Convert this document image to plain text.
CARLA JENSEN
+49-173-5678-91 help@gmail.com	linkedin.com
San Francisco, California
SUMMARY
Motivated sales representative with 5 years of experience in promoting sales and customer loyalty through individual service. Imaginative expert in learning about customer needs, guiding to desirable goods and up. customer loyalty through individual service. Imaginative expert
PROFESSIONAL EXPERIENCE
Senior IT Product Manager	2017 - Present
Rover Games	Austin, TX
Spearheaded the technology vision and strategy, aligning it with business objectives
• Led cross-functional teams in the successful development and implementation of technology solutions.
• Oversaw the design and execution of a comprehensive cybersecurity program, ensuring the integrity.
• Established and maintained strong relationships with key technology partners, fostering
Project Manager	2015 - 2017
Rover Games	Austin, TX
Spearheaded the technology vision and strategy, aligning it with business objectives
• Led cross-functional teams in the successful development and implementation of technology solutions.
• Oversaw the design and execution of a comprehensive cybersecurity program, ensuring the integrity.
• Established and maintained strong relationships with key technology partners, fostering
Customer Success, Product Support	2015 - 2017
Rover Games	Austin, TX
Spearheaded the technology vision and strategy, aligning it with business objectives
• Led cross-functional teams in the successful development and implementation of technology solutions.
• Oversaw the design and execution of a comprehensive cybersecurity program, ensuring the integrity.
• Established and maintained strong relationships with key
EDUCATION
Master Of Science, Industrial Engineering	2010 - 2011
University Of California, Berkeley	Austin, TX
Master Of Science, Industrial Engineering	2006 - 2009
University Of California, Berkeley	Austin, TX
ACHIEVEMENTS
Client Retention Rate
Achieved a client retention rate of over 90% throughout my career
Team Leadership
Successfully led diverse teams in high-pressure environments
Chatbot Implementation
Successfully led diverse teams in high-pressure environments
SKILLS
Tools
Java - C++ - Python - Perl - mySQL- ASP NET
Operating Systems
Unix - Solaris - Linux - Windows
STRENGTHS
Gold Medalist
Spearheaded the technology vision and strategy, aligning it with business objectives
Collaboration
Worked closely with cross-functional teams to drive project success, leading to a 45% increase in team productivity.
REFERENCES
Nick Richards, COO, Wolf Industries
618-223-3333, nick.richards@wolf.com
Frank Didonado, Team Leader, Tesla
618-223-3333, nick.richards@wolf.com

*Given problem*
Transcribe the entire listing above precisely.

*Written answer*
Convert this document image to plain text.
CARLA JENSEN
+49-173-5678-91 help@gmail.com	linkedin.com
San Francisco, California
SUMMARY
Motivated sales representative with 5 years of experience in promoting sales and customer loyalty through individual service. Imaginative expert in learning about customer needs, guiding to desirable goods and up. customer loyalty through individual service. Imaginative expert
PROFESSIONAL EXPERIENCE
Senior IT Product Manager	2017 - Present
Rover Games	Austin, TX
Spearheaded the technology vision and strategy, aligning it with business objectives
• Led cross-functional teams in the successful development and implementation of technology solutions.
• Oversaw the design and execution of a comprehensive cybersecurity program, ensuring the integrity.
• Established and maintained strong relationships with key technology partners, fostering
Project Manager	2015 - 2017
Rover Games	Austin, TX
Spearheaded the technology vision and strategy, aligning it with business objectives
• Led cross-functional teams in the successful development and implementation of technology solutions.
• Oversaw the design and execution of a comprehensive cybersecurity program, ensuring the integrity.
• Established and maintained strong relationships with key technology partners, fostering
Customer Success, Product Support	2015 - 2017
Rover Games	Austin, TX
Spearheaded the technology vision and strategy, aligning it with business objectives
• Led cross-functional teams in the successful development and implementation of technology solutions.
• Oversaw the design and execution of a comprehensive cybersecurity program, ensuring the integrity.
• Established and maintained strong relationships with key
EDUCATION
Master Of Science, Industrial Engineering	2010 - 2011
University Of California, Berkeley	Austin, TX
Master Of Science, Industrial Engineering	2006 - 2009
University Of California, Berkeley	Austin, TX
ACHIEVEMENTS
Client Retention Rate
Achieved a client retention rate of over 90% throughout my career
Team Leadership
Successfully led diverse teams in high-pressure environments
Chatbot Implementation
Successfully led diverse teams in high-pressure environments
SKILLS
Tools
Java - C++ - Python - Perl - mySQL- ASP NET
Operating Systems
Unix - Solaris - Linux - Windows
STRENGTHS
Gold Medalist
Spearheaded the technology vision and strategy, aligning it with business objectives
Collaboration
Worked closely with cross-functional teams to drive project success, leading to a 45% increase in team productivity.
REFERENCES
Nick Richards, COO, Wolf Industries
618-223-3333, nick.richards@wolf.com
Frank Didonado, Team Leader, Tesla
618-223-3333, nick.richards@wolf.com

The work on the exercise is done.